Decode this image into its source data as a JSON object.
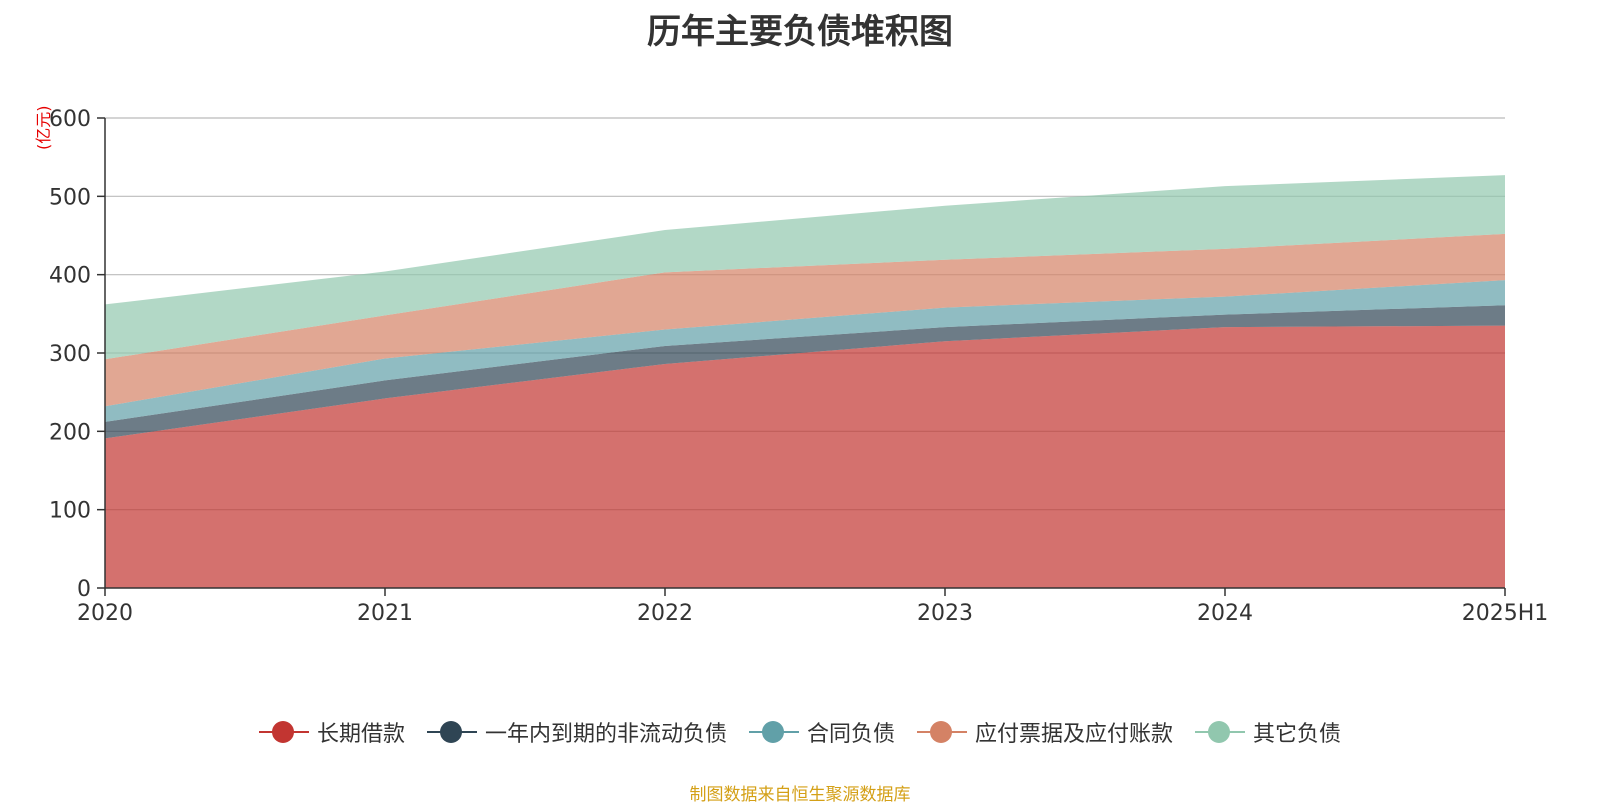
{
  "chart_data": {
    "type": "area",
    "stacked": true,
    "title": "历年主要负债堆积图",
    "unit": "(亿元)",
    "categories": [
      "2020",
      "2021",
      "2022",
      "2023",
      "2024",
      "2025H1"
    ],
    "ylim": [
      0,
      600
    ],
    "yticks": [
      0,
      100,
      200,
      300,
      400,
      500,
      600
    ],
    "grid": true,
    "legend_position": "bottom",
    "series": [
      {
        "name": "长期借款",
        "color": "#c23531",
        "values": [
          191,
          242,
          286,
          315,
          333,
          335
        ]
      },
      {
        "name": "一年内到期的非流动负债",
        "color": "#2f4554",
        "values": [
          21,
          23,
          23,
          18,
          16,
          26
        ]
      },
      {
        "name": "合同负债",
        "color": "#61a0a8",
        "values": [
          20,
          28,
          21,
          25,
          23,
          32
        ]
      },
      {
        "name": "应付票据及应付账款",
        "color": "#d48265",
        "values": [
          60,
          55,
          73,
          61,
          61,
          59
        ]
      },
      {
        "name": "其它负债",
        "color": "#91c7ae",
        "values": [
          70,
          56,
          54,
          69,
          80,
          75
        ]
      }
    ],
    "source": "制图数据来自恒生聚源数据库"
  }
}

════════

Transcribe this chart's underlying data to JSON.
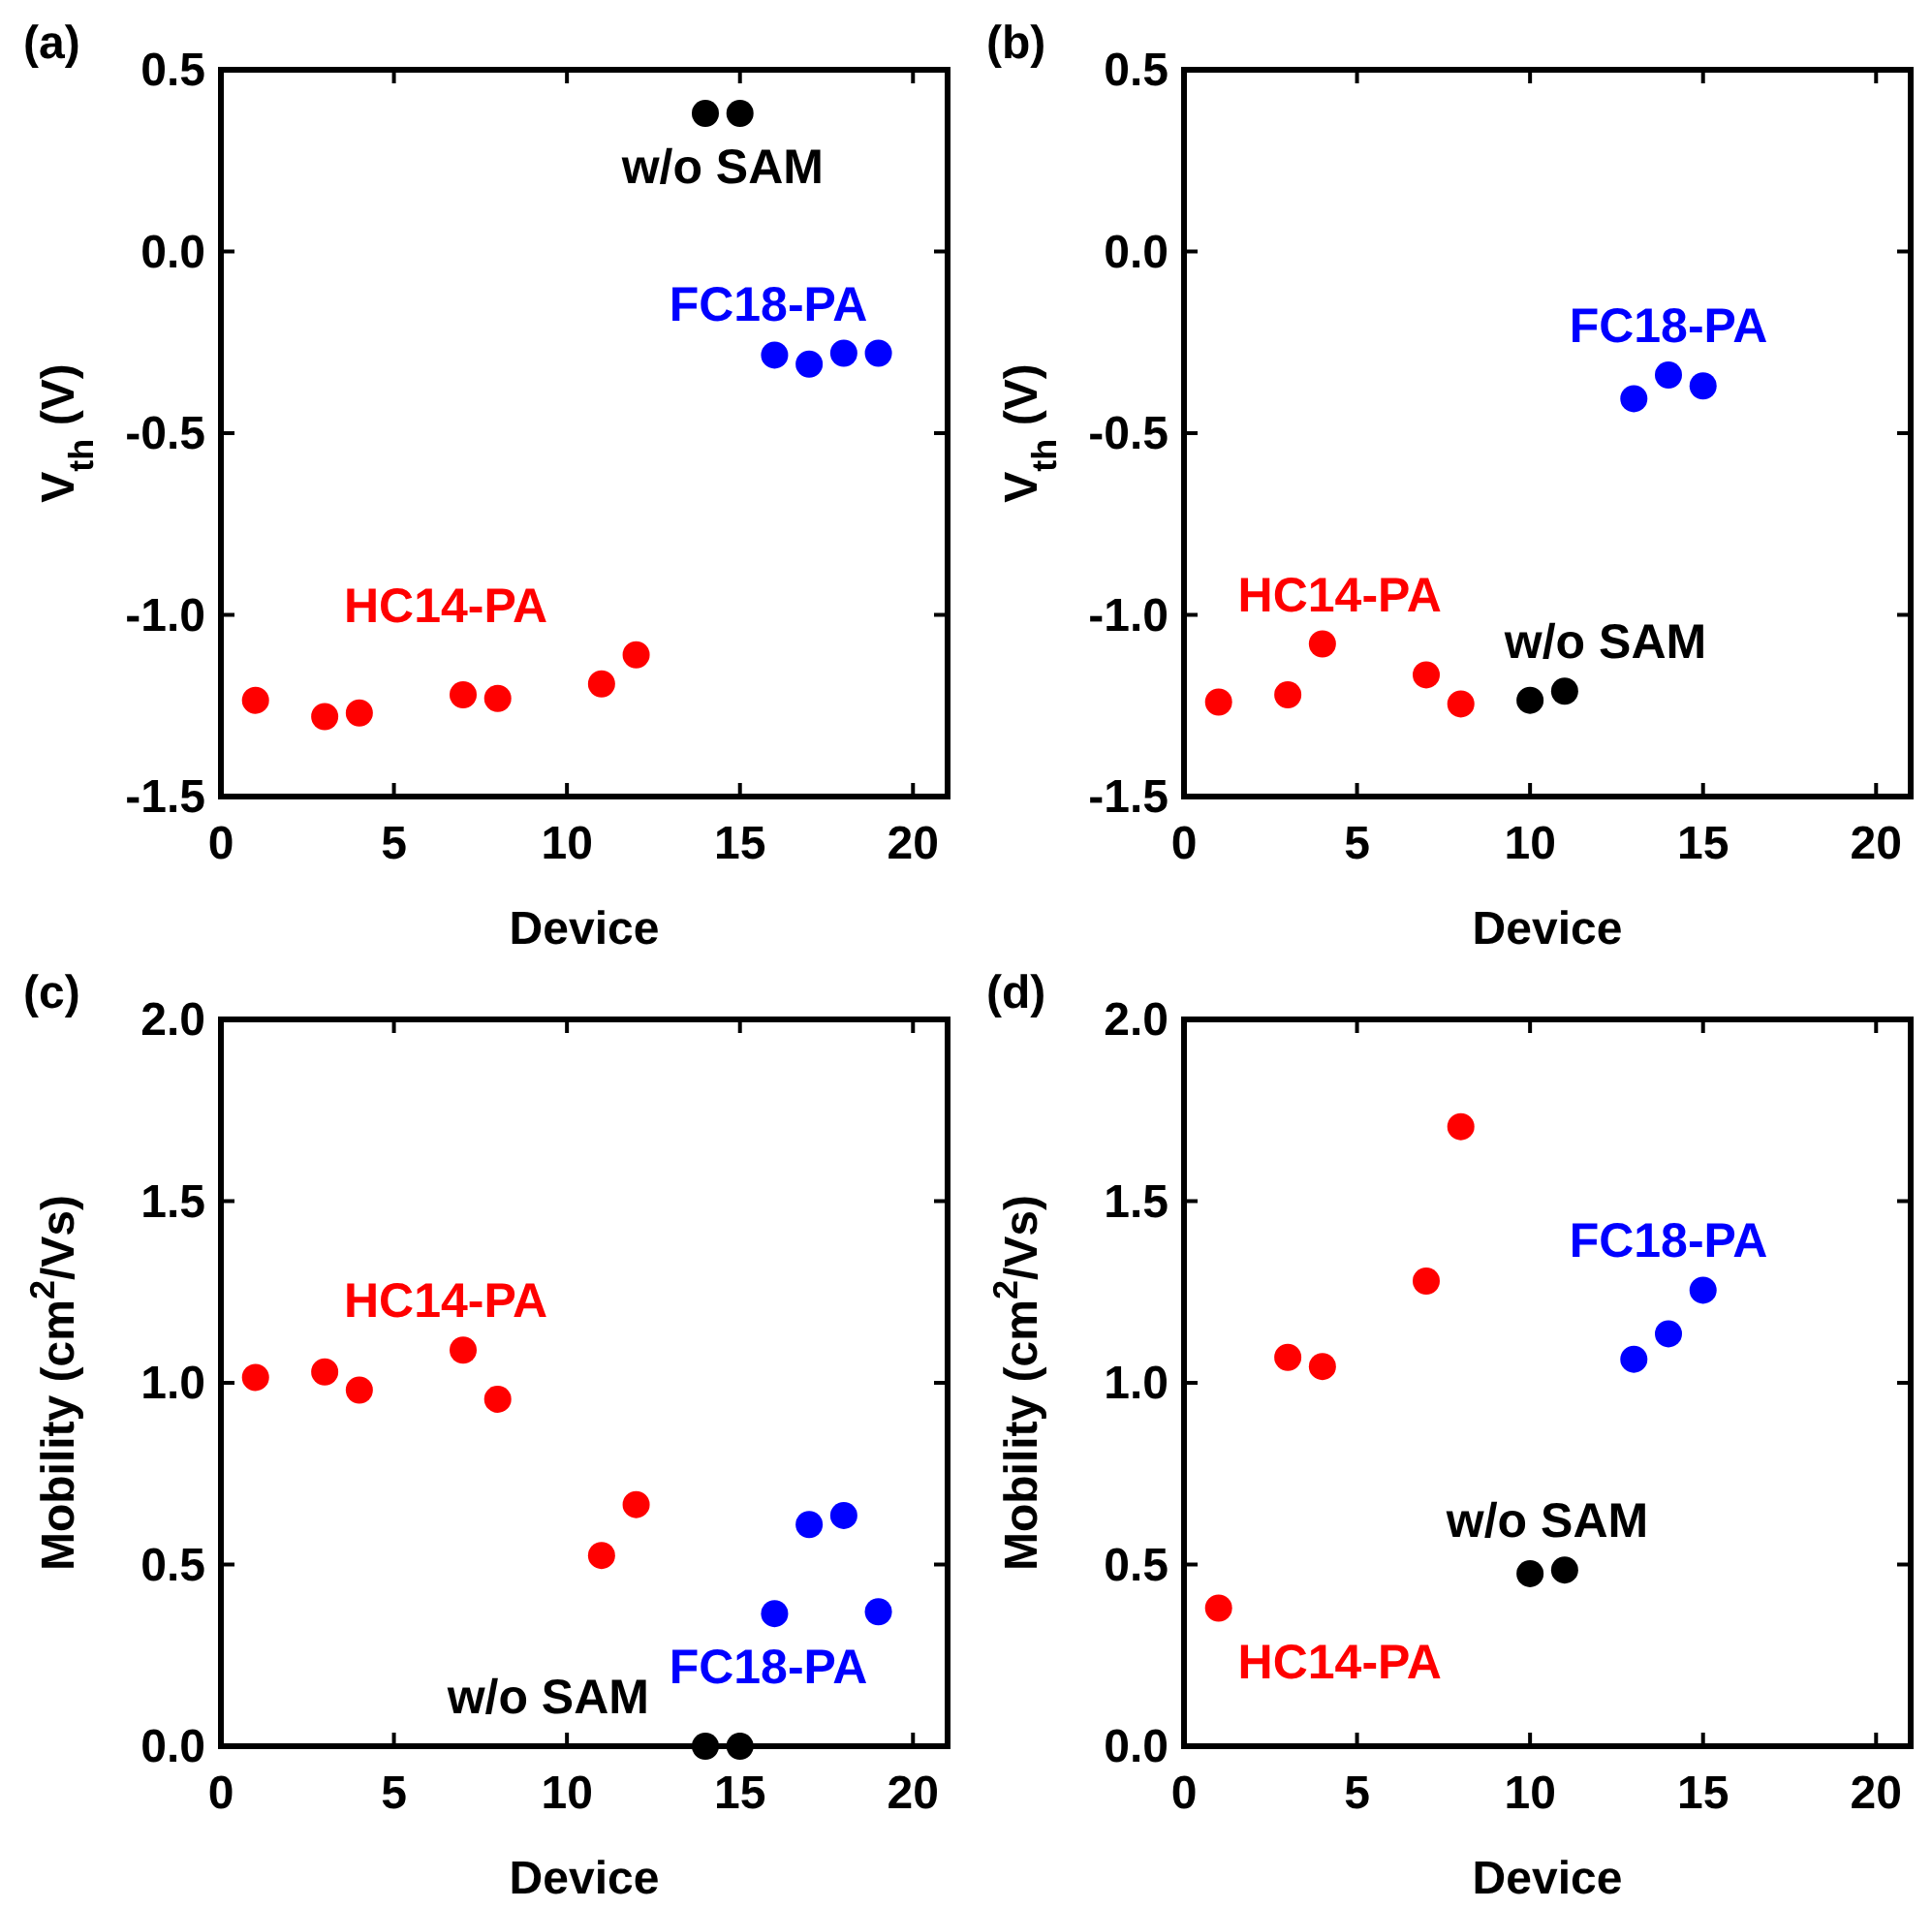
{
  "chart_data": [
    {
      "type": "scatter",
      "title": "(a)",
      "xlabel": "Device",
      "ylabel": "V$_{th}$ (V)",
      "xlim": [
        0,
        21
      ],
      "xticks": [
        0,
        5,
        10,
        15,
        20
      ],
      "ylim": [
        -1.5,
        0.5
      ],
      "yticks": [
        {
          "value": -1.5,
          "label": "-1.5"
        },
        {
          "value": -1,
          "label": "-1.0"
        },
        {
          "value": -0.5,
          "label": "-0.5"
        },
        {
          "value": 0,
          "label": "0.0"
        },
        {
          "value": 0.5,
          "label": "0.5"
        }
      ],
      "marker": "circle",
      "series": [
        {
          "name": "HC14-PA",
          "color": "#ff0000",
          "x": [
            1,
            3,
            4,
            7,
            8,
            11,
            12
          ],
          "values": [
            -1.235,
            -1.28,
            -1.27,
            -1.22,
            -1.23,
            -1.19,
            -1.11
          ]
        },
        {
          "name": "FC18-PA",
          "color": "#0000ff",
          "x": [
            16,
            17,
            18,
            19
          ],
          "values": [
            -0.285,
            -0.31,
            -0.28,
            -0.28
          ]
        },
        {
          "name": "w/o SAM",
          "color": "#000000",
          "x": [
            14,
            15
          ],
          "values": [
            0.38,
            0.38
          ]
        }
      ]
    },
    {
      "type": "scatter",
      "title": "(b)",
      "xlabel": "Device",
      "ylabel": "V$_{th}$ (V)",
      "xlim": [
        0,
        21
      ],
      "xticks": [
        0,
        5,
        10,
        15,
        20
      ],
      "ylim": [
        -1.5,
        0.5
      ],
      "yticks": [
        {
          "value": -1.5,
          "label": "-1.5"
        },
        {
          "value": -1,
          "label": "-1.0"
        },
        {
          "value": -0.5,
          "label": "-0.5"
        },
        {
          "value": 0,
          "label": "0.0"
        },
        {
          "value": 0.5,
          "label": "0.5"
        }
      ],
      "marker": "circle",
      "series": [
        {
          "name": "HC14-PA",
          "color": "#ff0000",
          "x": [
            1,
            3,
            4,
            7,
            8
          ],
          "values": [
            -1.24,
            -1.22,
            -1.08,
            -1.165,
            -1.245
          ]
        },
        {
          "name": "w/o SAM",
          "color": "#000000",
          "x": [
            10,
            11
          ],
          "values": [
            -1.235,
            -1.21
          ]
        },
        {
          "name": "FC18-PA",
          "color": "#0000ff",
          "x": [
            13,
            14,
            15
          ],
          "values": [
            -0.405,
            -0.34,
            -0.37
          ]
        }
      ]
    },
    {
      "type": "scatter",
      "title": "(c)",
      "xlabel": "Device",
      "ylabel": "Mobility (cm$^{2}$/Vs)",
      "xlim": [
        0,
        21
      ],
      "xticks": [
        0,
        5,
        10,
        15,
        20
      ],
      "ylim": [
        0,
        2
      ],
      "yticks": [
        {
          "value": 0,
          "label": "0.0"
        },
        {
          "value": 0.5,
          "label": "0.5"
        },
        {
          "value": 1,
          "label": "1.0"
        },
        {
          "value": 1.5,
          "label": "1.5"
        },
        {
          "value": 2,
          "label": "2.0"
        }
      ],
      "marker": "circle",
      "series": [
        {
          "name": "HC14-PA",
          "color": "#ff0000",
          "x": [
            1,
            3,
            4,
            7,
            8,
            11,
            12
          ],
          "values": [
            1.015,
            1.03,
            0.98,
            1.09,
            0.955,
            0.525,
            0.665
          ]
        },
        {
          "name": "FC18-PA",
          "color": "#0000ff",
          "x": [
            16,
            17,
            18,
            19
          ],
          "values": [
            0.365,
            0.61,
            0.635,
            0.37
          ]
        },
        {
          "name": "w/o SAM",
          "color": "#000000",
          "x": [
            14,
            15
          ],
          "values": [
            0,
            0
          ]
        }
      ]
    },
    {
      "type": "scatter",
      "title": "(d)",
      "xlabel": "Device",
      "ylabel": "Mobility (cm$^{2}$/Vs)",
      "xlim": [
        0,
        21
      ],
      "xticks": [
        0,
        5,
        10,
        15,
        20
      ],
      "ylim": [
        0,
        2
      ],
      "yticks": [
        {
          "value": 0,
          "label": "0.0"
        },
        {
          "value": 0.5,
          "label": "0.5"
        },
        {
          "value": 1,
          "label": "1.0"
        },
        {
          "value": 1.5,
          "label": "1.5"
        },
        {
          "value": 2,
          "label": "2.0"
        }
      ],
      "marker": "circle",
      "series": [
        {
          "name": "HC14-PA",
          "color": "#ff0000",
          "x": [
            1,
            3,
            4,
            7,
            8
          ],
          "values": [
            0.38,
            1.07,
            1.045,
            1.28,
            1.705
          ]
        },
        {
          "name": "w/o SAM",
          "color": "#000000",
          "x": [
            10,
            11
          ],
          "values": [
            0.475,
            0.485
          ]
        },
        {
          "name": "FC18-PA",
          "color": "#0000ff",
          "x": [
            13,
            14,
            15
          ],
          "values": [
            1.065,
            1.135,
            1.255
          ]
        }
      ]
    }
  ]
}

════════

*BRIEF*
From the listing above, collect every line that mentions the word "this".

*RESPONSE*
Decode this image into its source data as a JSON object.
Transcribe this chart's underlying data to JSON.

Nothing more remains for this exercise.